_DATA PROVIDED:_
┄┄┄┄┄┄

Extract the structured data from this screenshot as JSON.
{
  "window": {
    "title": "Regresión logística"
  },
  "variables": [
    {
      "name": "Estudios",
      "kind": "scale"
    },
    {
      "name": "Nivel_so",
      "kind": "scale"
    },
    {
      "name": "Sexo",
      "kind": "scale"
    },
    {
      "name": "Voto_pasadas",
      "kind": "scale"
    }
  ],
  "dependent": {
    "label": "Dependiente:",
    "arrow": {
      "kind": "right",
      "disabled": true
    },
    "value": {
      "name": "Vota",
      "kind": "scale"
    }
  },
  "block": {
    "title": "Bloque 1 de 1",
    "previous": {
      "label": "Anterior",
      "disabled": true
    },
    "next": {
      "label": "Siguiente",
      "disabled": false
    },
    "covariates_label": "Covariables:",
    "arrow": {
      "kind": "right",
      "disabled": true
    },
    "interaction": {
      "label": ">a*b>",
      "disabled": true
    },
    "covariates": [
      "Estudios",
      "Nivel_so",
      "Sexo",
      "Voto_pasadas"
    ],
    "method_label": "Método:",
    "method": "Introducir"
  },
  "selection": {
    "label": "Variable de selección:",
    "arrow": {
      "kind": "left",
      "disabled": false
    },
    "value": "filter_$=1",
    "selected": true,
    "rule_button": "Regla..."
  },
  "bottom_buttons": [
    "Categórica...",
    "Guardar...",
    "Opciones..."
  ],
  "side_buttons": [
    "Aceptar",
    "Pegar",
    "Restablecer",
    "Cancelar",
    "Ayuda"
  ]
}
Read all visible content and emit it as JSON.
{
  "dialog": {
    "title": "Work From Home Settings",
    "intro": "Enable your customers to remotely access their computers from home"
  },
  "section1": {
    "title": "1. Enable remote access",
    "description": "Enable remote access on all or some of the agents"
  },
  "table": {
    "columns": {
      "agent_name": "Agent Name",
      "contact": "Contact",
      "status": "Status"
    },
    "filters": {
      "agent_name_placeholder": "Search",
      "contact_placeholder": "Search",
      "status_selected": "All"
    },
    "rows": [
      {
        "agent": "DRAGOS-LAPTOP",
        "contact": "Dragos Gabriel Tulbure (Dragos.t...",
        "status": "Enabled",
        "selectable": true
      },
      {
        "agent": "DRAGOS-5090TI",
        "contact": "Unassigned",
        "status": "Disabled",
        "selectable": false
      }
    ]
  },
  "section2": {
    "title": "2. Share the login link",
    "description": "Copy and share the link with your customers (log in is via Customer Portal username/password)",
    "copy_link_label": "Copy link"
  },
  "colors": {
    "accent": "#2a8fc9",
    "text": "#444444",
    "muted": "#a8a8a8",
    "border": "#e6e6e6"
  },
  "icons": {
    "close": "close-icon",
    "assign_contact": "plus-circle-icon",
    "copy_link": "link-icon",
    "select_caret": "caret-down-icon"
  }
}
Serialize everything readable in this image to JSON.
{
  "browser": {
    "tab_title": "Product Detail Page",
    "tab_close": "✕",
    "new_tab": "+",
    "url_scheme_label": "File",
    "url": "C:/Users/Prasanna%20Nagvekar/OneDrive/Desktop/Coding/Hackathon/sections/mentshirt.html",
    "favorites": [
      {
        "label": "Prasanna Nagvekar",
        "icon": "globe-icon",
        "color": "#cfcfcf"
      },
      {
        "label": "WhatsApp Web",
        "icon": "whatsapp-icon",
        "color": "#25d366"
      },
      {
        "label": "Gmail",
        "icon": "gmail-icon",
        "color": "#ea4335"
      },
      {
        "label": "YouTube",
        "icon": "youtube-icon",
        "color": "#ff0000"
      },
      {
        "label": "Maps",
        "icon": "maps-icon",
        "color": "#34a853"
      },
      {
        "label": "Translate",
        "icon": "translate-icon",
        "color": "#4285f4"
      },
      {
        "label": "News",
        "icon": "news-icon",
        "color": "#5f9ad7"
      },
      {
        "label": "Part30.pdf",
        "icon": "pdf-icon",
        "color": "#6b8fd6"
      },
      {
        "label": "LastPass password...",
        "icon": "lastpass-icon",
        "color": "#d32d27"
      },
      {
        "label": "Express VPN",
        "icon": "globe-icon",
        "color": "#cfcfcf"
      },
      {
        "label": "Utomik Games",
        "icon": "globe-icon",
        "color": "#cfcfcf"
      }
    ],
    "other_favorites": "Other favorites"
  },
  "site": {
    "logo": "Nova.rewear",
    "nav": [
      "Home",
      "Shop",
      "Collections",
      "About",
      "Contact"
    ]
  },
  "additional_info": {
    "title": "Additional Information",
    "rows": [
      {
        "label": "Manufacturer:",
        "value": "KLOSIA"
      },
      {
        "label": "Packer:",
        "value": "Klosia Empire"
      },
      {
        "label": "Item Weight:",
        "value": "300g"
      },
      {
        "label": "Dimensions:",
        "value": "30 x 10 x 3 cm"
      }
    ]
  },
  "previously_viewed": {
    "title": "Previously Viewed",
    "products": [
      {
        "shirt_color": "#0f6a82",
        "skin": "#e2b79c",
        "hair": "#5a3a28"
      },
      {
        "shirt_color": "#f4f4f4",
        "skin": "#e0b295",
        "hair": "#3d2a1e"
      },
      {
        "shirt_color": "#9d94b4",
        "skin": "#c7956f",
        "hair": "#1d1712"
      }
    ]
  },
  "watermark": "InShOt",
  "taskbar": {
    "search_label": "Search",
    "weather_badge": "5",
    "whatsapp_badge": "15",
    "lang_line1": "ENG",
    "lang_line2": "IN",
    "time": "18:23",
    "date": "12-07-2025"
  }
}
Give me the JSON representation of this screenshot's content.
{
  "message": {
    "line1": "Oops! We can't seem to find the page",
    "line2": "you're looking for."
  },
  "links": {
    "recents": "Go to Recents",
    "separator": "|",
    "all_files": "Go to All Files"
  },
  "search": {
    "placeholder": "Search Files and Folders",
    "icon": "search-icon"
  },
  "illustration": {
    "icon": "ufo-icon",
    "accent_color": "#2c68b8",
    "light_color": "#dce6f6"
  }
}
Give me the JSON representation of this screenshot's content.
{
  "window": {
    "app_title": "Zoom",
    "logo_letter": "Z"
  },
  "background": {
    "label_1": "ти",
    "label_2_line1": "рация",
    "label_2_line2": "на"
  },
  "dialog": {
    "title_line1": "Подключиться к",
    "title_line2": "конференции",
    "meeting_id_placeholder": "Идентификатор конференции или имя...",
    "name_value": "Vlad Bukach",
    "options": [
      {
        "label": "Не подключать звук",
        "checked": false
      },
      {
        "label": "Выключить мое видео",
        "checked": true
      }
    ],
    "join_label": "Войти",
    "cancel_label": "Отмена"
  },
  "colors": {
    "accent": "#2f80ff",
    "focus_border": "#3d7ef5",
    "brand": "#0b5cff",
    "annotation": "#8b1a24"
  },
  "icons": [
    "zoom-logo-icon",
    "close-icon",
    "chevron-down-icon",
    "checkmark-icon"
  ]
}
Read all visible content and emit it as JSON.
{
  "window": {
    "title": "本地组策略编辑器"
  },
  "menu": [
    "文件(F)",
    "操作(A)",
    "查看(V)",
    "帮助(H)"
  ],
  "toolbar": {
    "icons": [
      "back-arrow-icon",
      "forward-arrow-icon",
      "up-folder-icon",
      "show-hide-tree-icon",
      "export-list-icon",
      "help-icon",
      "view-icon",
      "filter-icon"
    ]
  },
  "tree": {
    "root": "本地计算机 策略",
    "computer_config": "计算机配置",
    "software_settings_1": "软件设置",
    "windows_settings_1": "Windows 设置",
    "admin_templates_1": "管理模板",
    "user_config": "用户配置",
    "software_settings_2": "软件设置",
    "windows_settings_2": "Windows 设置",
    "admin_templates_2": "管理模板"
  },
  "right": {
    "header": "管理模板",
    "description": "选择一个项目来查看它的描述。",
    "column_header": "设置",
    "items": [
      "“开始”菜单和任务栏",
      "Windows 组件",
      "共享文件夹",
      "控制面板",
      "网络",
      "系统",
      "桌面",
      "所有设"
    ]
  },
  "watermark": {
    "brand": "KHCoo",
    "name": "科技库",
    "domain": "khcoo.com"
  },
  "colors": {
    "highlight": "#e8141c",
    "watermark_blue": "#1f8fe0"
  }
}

┄┄┄┄┄┄

_STATED EXERCISE:_ Return each line among the entries that holds the word "customers".

_EXERCISE OUTPUT:_
    "intro": "Enable your customers to remotely access their computers from home"
    "description": "Copy and share the link with your customers (log in is via Customer Portal username/password)",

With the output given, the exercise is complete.